> _Brief_
Find the lines with "type" in them and copy them out.
┏━━
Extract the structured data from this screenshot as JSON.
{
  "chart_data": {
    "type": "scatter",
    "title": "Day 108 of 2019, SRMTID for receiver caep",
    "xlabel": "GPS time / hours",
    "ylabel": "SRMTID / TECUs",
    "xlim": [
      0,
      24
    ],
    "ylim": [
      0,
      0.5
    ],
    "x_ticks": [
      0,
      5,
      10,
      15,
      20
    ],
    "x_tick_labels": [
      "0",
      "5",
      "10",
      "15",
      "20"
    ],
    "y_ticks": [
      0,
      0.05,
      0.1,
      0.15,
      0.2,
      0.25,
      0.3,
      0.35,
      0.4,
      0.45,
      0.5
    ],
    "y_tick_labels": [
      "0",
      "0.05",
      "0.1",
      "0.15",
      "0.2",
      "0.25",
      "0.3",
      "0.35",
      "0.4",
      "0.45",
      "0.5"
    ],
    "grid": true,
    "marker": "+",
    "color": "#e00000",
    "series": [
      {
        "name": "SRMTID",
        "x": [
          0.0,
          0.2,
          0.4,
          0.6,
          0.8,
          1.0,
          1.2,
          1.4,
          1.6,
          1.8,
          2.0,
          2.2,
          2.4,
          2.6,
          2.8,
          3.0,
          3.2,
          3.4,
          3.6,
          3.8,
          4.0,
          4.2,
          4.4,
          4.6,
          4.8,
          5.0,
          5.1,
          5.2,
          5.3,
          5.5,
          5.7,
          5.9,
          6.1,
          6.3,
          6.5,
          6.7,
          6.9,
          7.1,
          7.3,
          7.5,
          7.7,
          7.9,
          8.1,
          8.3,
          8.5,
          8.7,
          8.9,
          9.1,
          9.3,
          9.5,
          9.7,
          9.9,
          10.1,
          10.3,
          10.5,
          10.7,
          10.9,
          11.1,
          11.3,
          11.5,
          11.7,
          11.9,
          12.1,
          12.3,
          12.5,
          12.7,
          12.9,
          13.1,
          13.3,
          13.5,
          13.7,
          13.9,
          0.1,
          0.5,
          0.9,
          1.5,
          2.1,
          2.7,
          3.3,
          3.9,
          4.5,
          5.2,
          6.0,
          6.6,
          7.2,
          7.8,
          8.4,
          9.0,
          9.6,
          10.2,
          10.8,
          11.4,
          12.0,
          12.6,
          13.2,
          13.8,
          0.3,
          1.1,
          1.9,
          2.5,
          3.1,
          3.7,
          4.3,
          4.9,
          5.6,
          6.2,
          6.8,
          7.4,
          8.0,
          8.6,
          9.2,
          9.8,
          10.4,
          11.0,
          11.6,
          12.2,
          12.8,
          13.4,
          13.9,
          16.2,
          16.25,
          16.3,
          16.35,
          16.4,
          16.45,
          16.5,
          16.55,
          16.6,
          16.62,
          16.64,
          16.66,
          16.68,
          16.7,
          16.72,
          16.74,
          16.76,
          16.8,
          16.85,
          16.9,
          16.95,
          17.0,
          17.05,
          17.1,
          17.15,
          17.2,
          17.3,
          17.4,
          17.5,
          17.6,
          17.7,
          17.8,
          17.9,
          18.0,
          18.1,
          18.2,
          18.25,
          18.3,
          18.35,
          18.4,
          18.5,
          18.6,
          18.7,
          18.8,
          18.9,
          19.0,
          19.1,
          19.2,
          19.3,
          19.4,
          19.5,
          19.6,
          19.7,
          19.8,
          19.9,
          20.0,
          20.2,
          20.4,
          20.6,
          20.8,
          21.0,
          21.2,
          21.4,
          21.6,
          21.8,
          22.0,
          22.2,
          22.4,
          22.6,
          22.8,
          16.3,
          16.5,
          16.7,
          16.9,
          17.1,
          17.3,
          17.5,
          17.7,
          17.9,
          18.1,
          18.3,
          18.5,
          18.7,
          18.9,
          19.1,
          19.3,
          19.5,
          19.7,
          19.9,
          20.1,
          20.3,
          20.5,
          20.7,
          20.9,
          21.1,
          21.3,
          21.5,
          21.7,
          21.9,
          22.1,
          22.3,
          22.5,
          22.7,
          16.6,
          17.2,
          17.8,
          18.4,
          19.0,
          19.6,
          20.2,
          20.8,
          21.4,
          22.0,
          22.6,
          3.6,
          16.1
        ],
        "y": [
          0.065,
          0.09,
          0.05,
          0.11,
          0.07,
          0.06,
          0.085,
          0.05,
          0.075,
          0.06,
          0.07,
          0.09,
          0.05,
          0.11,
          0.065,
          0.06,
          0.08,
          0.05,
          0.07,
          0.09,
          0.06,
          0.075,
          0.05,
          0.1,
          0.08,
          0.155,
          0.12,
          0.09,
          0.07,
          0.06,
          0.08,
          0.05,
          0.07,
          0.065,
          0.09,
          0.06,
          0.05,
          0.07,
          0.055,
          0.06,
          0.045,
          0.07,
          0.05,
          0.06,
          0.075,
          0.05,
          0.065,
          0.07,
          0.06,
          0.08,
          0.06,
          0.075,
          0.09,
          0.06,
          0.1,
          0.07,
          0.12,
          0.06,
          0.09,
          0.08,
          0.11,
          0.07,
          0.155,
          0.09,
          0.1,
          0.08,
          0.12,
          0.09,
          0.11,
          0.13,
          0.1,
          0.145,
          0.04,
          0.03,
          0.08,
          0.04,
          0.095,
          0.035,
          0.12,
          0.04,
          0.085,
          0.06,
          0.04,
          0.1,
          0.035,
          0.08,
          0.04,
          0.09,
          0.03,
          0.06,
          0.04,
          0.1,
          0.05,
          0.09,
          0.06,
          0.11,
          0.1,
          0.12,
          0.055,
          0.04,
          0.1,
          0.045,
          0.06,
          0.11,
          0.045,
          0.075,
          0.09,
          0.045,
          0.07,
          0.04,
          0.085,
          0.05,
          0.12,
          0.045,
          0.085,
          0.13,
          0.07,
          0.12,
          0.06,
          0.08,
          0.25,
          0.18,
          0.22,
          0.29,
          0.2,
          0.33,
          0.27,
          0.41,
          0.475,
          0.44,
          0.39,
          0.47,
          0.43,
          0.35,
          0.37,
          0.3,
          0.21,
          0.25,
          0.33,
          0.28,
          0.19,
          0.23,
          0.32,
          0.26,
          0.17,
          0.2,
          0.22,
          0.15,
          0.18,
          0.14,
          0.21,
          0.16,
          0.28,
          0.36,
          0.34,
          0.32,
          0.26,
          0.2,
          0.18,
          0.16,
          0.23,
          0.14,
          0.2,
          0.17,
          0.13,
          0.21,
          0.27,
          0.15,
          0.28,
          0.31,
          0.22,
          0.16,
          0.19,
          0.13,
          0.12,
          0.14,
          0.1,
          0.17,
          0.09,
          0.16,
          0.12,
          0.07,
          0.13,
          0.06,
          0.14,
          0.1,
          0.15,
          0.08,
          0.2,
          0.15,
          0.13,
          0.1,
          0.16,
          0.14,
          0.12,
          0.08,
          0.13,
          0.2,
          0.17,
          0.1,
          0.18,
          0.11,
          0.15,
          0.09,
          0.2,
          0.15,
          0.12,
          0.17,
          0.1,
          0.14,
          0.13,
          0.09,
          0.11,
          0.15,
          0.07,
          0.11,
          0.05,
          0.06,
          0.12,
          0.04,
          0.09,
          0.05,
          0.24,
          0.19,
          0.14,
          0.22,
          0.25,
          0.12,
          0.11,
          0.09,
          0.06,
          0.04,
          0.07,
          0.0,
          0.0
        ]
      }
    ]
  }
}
┗━━
┏━━
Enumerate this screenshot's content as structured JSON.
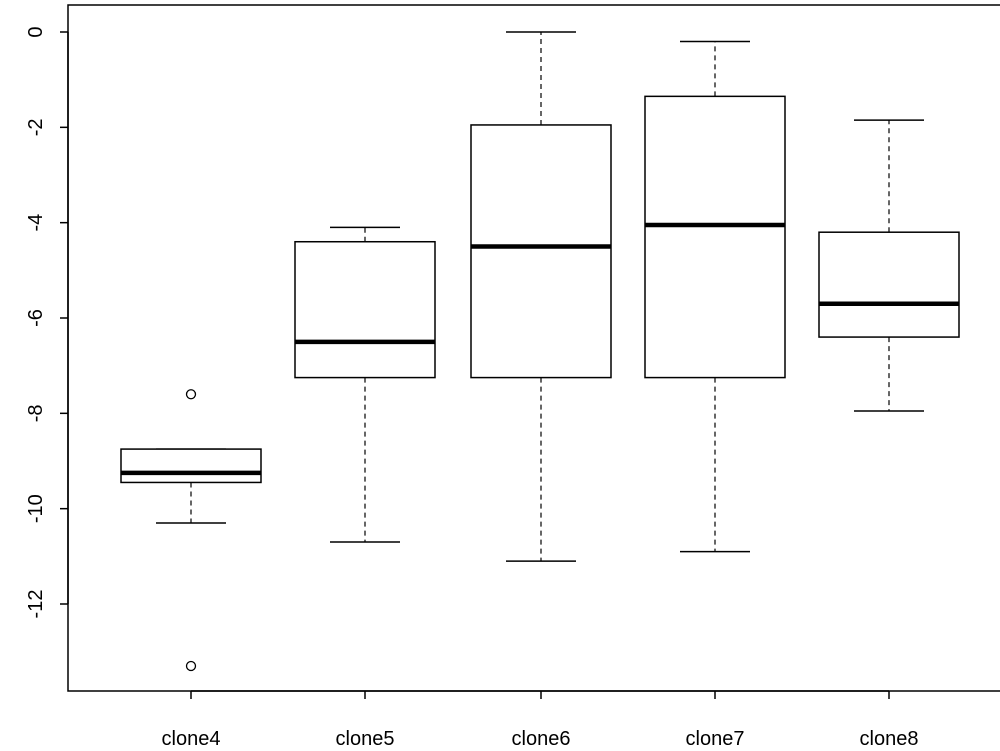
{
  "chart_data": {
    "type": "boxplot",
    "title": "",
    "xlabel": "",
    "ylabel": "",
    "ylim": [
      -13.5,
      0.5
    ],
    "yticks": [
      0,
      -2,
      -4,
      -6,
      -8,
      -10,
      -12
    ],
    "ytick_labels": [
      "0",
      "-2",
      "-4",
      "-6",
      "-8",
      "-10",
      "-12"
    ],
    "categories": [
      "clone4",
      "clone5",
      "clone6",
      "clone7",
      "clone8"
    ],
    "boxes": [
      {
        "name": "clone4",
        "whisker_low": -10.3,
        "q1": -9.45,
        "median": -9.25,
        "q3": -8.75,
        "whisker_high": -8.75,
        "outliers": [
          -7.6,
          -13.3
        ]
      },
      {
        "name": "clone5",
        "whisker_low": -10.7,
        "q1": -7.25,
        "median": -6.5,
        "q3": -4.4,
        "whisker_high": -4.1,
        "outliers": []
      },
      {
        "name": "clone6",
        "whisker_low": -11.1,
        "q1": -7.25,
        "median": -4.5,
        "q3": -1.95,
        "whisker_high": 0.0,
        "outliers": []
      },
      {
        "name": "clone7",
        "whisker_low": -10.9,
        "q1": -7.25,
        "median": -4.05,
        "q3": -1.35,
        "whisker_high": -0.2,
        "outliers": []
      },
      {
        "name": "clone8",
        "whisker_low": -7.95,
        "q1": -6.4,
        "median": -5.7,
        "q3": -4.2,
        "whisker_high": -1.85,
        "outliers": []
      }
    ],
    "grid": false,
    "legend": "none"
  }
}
┗━━
┏━━
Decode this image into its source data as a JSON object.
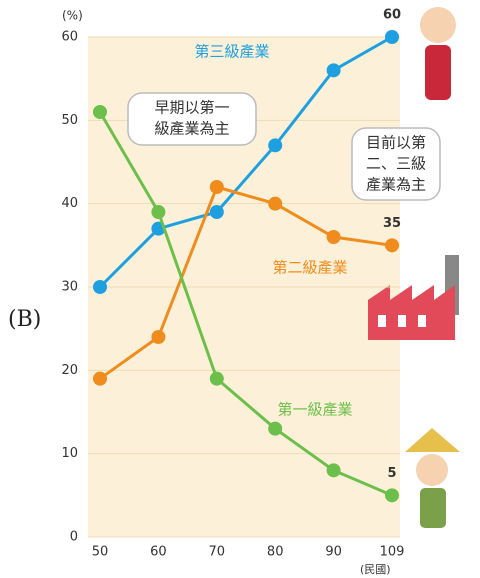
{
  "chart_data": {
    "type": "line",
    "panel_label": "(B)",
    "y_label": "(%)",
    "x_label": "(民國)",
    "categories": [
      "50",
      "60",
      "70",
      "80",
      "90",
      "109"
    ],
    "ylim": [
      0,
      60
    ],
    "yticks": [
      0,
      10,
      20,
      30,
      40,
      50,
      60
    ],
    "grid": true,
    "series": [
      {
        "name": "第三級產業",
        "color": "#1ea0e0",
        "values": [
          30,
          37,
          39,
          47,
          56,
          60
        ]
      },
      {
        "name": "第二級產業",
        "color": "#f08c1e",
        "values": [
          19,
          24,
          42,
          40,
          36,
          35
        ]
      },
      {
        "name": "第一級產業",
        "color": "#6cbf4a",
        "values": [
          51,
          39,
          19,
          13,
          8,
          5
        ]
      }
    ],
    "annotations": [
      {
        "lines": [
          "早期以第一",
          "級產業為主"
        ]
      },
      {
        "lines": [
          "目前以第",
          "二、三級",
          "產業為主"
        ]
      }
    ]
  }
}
┗━━
> _Final result_
    "type": "scatter",
    "type": "boxplot",
    "type": "line",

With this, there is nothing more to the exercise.